»»

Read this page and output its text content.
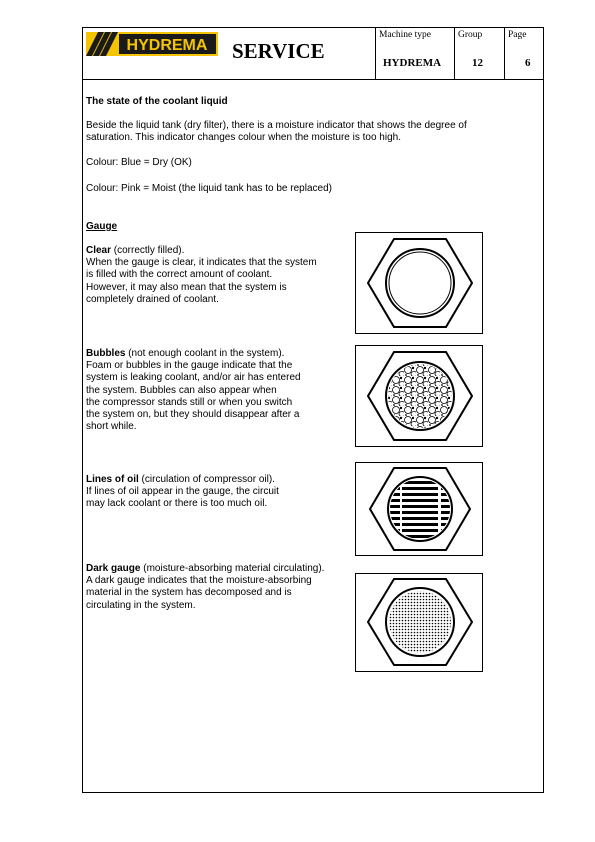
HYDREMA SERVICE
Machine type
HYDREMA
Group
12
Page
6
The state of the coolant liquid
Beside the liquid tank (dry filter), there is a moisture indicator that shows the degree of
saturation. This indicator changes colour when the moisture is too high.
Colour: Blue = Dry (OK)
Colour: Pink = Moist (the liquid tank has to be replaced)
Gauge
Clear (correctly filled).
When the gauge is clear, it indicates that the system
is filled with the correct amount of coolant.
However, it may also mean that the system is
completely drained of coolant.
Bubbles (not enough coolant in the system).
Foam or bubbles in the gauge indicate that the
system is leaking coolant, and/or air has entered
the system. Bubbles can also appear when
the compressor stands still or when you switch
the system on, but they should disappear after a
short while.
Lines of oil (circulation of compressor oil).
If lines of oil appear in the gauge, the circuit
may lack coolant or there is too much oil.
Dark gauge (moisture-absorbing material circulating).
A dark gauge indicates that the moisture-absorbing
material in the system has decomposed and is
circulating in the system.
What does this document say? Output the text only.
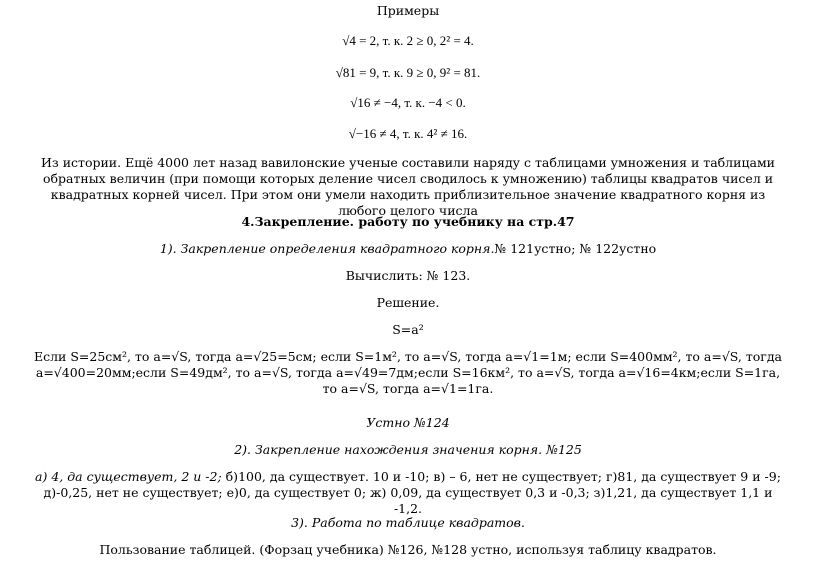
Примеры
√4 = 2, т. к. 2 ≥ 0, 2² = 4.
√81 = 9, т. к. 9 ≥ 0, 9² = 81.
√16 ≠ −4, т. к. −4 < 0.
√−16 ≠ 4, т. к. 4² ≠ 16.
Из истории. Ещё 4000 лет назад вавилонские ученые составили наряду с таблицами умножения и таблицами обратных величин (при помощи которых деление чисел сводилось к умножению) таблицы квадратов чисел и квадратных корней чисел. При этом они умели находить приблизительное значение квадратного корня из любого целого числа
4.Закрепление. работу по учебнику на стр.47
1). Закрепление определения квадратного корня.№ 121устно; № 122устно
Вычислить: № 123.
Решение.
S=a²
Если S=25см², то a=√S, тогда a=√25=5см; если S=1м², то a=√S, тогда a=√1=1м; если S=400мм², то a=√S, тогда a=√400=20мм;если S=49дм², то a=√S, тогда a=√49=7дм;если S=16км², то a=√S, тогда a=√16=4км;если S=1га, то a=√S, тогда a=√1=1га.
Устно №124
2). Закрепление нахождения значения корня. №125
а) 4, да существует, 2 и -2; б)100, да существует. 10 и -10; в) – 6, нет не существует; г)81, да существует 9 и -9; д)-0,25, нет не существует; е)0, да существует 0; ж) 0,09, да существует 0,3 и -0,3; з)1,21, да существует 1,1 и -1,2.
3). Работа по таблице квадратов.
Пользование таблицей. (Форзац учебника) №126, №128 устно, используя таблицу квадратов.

««

Short problem:
Every record above must be given again exactly; drop the pictures.

Task response:
Read this page and output its text content.
HYDREMA SERVICE
Machine type
HYDREMA
Group
12
Page
6
The state of the coolant liquid
Beside the liquid tank (dry filter), there is a moisture indicator that shows the degree of
saturation. This indicator changes colour when the moisture is too high.
Colour: Blue = Dry (OK)
Colour: Pink = Moist (the liquid tank has to be replaced)
Gauge
Clear (correctly filled).
When the gauge is clear, it indicates that the system
is filled with the correct amount of coolant.
However, it may also mean that the system is
completely drained of coolant.
Bubbles (not enough coolant in the system).
Foam or bubbles in the gauge indicate that the
system is leaking coolant, and/or air has entered
the system. Bubbles can also appear when
the compressor stands still or when you switch
the system on, but they should disappear after a
short while.
Lines of oil (circulation of compressor oil).
If lines of oil appear in the gauge, the circuit
may lack coolant or there is too much oil.
Dark gauge (moisture-absorbing material circulating).
A dark gauge indicates that the moisture-absorbing
material in the system has decomposed and is
circulating in the system.
What does this document say? Output the text only.
Примеры
√4 = 2, т. к. 2 ≥ 0, 2² = 4.
√81 = 9, т. к. 9 ≥ 0, 9² = 81.
√16 ≠ −4, т. к. −4 < 0.
√−16 ≠ 4, т. к. 4² ≠ 16.
Из истории. Ещё 4000 лет назад вавилонские ученые составили наряду с таблицами умножения и таблицами обратных величин (при помощи которых деление чисел сводилось к умножению) таблицы квадратов чисел и квадратных корней чисел. При этом они умели находить приблизительное значение квадратного корня из любого целого числа
4.Закрепление. работу по учебнику на стр.47
1). Закрепление определения квадратного корня.№ 121устно; № 122устно
Вычислить: № 123.
Решение.
S=a²
Если S=25см², то a=√S, тогда a=√25=5см; если S=1м², то a=√S, тогда a=√1=1м; если S=400мм², то a=√S, тогда a=√400=20мм;если S=49дм², то a=√S, тогда a=√49=7дм;если S=16км², то a=√S, тогда a=√16=4км;если S=1га, то a=√S, тогда a=√1=1га.
Устно №124
2). Закрепление нахождения значения корня. №125
а) 4, да существует, 2 и -2; б)100, да существует. 10 и -10; в) – 6, нет не существует; г)81, да существует 9 и -9; д)-0,25, нет не существует; е)0, да существует 0; ж) 0,09, да существует 0,3 и -0,3; з)1,21, да существует 1,1 и -1,2.
3). Работа по таблице квадратов.
Пользование таблицей. (Форзац учебника) №126, №128 устно, используя таблицу квадратов.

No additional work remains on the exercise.